▶ _Records supplied_
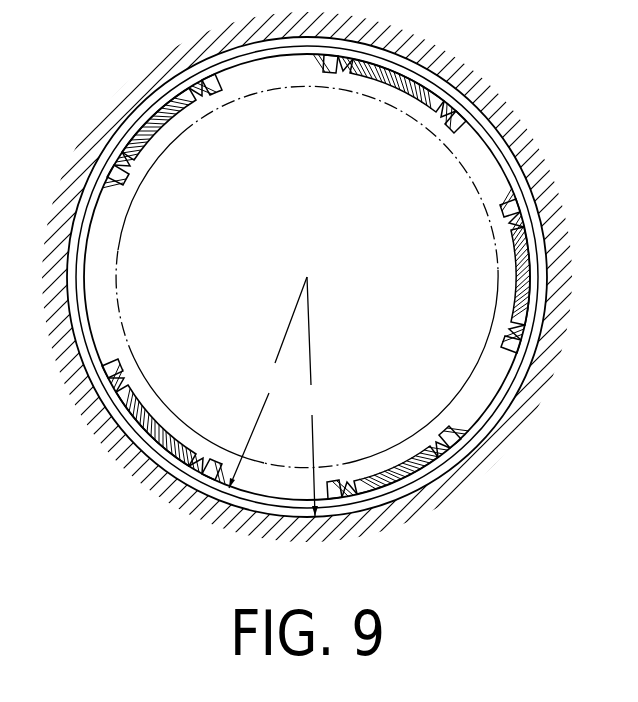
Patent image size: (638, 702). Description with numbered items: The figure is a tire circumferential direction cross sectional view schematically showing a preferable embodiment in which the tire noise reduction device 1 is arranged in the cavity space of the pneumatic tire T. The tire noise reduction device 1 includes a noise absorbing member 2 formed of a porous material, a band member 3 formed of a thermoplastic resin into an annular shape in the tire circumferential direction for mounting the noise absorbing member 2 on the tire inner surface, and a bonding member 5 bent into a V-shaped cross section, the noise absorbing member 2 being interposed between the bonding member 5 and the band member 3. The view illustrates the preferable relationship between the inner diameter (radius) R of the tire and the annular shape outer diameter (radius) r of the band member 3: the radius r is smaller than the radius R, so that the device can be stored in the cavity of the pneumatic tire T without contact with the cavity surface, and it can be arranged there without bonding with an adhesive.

The tire noise reduction device 1 is at (390, 87).
The noise absorbing member 2 is at (430, 107).
The band member 3 is at (84, 257).
The bonding member 5 is at (197, 93).
The pneumatic tire T is at (511, 77).
The inner diameter (radius) of the tire R is at (310, 396).
The annular shape outer diameter (radius) of the band member r is at (268, 382).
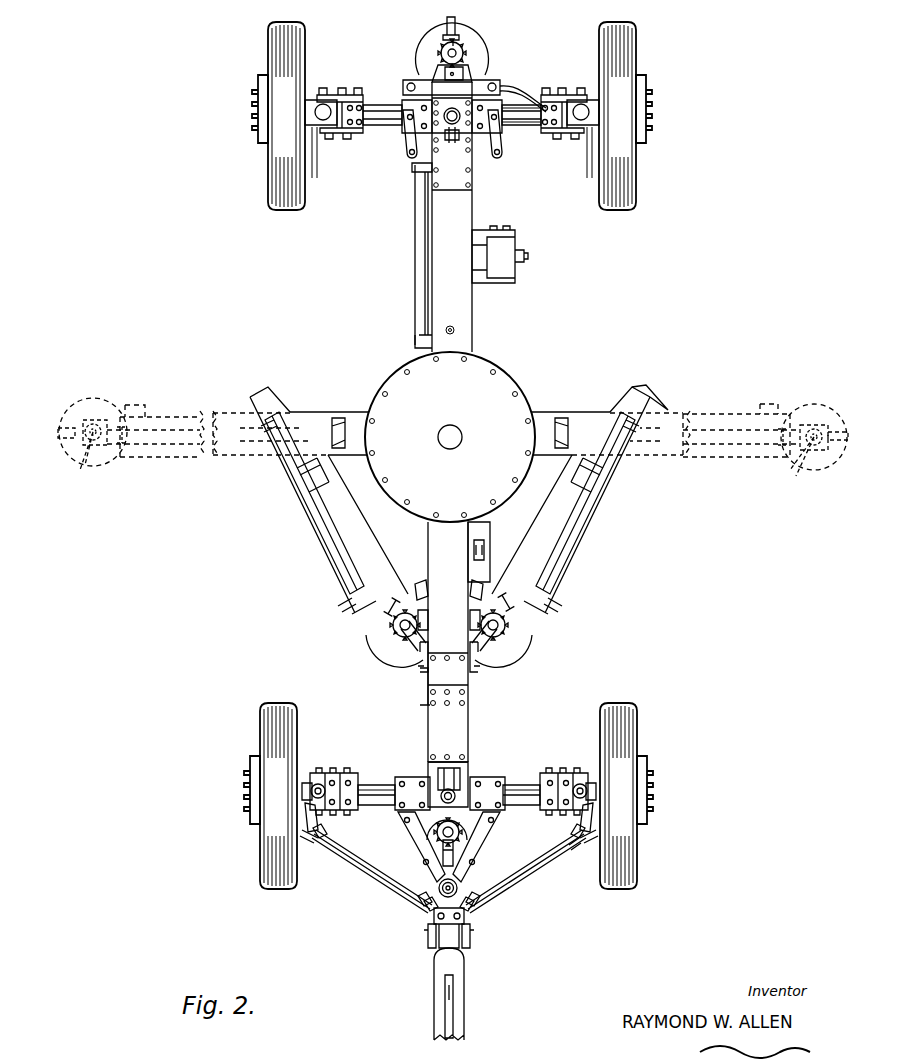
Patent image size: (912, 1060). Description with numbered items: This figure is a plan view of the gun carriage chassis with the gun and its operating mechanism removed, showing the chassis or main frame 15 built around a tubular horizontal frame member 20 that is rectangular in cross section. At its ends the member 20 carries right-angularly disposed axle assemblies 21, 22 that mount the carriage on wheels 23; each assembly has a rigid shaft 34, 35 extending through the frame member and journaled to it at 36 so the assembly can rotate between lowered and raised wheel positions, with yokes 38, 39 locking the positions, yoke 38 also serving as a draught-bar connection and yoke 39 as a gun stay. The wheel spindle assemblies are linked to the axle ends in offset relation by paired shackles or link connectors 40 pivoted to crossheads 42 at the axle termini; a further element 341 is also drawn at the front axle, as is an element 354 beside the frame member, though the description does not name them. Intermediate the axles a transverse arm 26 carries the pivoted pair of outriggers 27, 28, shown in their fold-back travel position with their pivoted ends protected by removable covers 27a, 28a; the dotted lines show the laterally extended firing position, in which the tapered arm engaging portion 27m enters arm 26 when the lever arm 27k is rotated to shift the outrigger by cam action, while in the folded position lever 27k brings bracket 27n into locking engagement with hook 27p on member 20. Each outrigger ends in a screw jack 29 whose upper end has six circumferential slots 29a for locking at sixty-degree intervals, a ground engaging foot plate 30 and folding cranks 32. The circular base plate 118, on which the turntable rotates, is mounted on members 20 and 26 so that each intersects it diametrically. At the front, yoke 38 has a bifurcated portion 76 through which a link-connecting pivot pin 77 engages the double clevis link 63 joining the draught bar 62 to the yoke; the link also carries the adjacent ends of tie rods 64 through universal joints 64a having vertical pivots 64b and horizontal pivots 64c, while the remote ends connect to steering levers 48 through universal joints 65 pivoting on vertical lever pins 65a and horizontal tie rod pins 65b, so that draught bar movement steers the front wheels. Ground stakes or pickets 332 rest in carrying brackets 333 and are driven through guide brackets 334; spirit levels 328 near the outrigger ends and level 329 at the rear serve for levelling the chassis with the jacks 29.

The chassis or main frame 15 is at (404, 306).
The tubular horizontal frame member 20 is at (470, 296).
The front axle assembly 21 is at (522, 783).
The axle assembly 22 is at (387, 142).
The wheels 23 is at (275, 52).
The transverse arm 26 is at (352, 416).
The outrigger 27 is at (740, 410).
The cover 27a is at (638, 392).
The lever arm 27k is at (310, 498).
The tapered arm engaging portion 27m is at (652, 408).
The bracket 27n is at (427, 594).
The hook 27p is at (428, 620).
The outrigger 28 is at (160, 410).
The cover 28a is at (262, 390).
The screw jack 29 is at (96, 424).
The circumferential slots 29a is at (440, 50).
The foot plate 30 is at (478, 52).
The cranks 32 is at (458, 30).
The shaft 34 is at (382, 786).
The shaft 35 is at (518, 122).
The journal 36 is at (420, 136).
The yoke 38 is at (460, 840).
The yoke 39 is at (406, 140).
The shackles or link connectors 40 is at (352, 90).
The crossheads 42 is at (380, 106).
The steering levers 48 is at (312, 774).
The draught bar 62 is at (465, 1004).
The double clevis link 63 is at (464, 918).
The tie rods 64 is at (358, 880).
The universal joints 64a is at (437, 918).
The vertical pivots 64b is at (428, 934).
The horizontal pivots 64c is at (420, 902).
The universal joints 65 is at (304, 844).
The vertical lever pins 65a is at (308, 852).
The horizontal tie rod pins 65b is at (580, 850).
The bifurcated portion 76 is at (432, 880).
The link-connecting pivot pin 77 is at (458, 882).
The circular base plate 118 is at (492, 386).
The spirit levels 328 is at (394, 598).
The level 329 is at (454, 142).
The ground stakes or pickets 332 is at (414, 244).
The carrying brackets 333 is at (416, 174).
The guide brackets 334 is at (420, 700).
The curved link 341 is at (526, 95).
The housing 354 is at (522, 530).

▶ _Problem_
Copy out the lines word for word, starting at the very beginning and ending with the line that contains "The annular shape outer diameter (radius) of", and leave the pictures out of your answer.

▶ _Written answer_
Patent image size: (638, 702). Description with numbered items: The figure is a tire circumferential direction cross sectional view schematically showing a preferable embodiment in which the tire noise reduction device 1 is arranged in the cavity space of the pneumatic tire T. The tire noise reduction device 1 includes a noise absorbing member 2 formed of a porous material, a band member 3 formed of a thermoplastic resin into an annular shape in the tire circumferential direction for mounting the noise absorbing member 2 on the tire inner surface, and a bonding member 5 bent into a V-shaped cross section, the noise absorbing member 2 being interposed between the bonding member 5 and the band member 3. The view illustrates the preferable relationship between the inner diameter (radius) R of the tire and the annular shape outer diameter (radius) r of the band member 3: the radius r is smaller than the radius R, so that the device can be stored in the cavity of the pneumatic tire T without contact with the cavity surface, and it can be arranged there without bonding with an adhesive.

The tire noise reduction device 1 is at (390, 87).
The noise absorbing member 2 is at (430, 107).
The band member 3 is at (84, 257).
The bonding member 5 is at (197, 93).
The pneumatic tire T is at (511, 77).
The inner diameter (radius) of the tire R is at (310, 396).
The annular shape outer diameter (radius) of the band member r is at (268, 382).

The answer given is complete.